┌──

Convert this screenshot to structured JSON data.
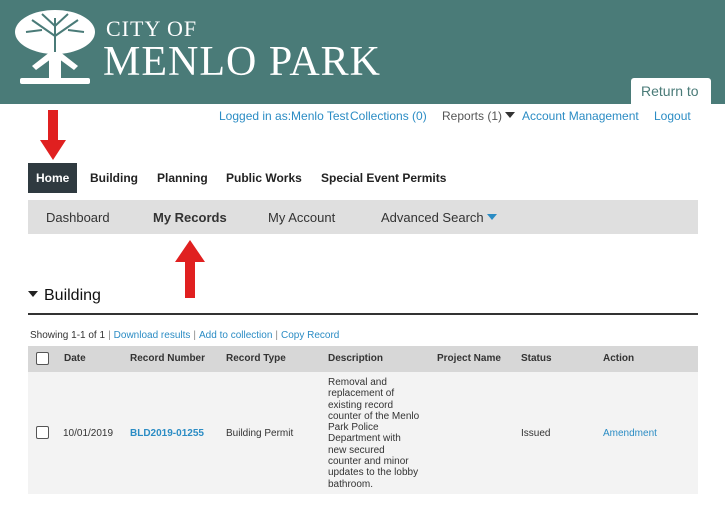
{
  "header": {
    "city_of": "CITY OF",
    "city_name": "MENLO PARK",
    "return_to": "Return to"
  },
  "top_links": {
    "logged_in": "Logged in as:Menlo Test",
    "collections": "Collections (0)",
    "reports": "Reports (1)",
    "account_management": "Account Management",
    "logout": "Logout"
  },
  "main_nav": {
    "home": "Home",
    "building": "Building",
    "planning": "Planning",
    "public_works": "Public Works",
    "special_event_permits": "Special Event Permits"
  },
  "sub_nav": {
    "dashboard": "Dashboard",
    "my_records": "My Records",
    "my_account": "My Account",
    "advanced_search": "Advanced Search"
  },
  "section": {
    "title": "Building",
    "showing": "Showing 1-1 of 1",
    "download": "Download results",
    "add_to_collection": "Add to collection",
    "copy_record": "Copy Record",
    "separator": "|"
  },
  "table": {
    "headers": {
      "date": "Date",
      "record_number": "Record Number",
      "record_type": "Record Type",
      "description": "Description",
      "project_name": "Project Name",
      "status": "Status",
      "action": "Action"
    },
    "rows": [
      {
        "date": "10/01/2019",
        "record_number": "BLD2019-01255",
        "record_type": "Building Permit",
        "description_lines": [
          "Removal and",
          "replacement of",
          "existing record",
          "counter of the Menlo",
          "Park Police",
          "Department with",
          "new secured",
          "counter and minor",
          "updates to the lobby",
          "bathroom."
        ],
        "project_name": "",
        "status": "Issued",
        "action": "Amendment"
      }
    ]
  },
  "colors": {
    "banner": "#4a7b78",
    "link": "#2b8cc4",
    "annotation_arrow": "#e02020",
    "home_tab": "#2f3a40"
  }
}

└──

● **DO THIS**: All entries must be written out again exactly as given, with no pictures in the copy.

● **RESULT**:
Convert this screenshot to structured JSON data.
{
  "header": {
    "city_of": "CITY OF",
    "city_name": "MENLO PARK",
    "return_to": "Return to"
  },
  "top_links": {
    "logged_in": "Logged in as:Menlo Test",
    "collections": "Collections (0)",
    "reports": "Reports (1)",
    "account_management": "Account Management",
    "logout": "Logout"
  },
  "main_nav": {
    "home": "Home",
    "building": "Building",
    "planning": "Planning",
    "public_works": "Public Works",
    "special_event_permits": "Special Event Permits"
  },
  "sub_nav": {
    "dashboard": "Dashboard",
    "my_records": "My Records",
    "my_account": "My Account",
    "advanced_search": "Advanced Search"
  },
  "section": {
    "title": "Building",
    "showing": "Showing 1-1 of 1",
    "download": "Download results",
    "add_to_collection": "Add to collection",
    "copy_record": "Copy Record",
    "separator": "|"
  },
  "table": {
    "headers": {
      "date": "Date",
      "record_number": "Record Number",
      "record_type": "Record Type",
      "description": "Description",
      "project_name": "Project Name",
      "status": "Status",
      "action": "Action"
    },
    "rows": [
      {
        "date": "10/01/2019",
        "record_number": "BLD2019-01255",
        "record_type": "Building Permit",
        "description_lines": [
          "Removal and",
          "replacement of",
          "existing record",
          "counter of the Menlo",
          "Park Police",
          "Department with",
          "new secured",
          "counter and minor",
          "updates to the lobby",
          "bathroom."
        ],
        "project_name": "",
        "status": "Issued",
        "action": "Amendment"
      }
    ]
  },
  "colors": {
    "banner": "#4a7b78",
    "link": "#2b8cc4",
    "annotation_arrow": "#e02020",
    "home_tab": "#2f3a40"
  }
}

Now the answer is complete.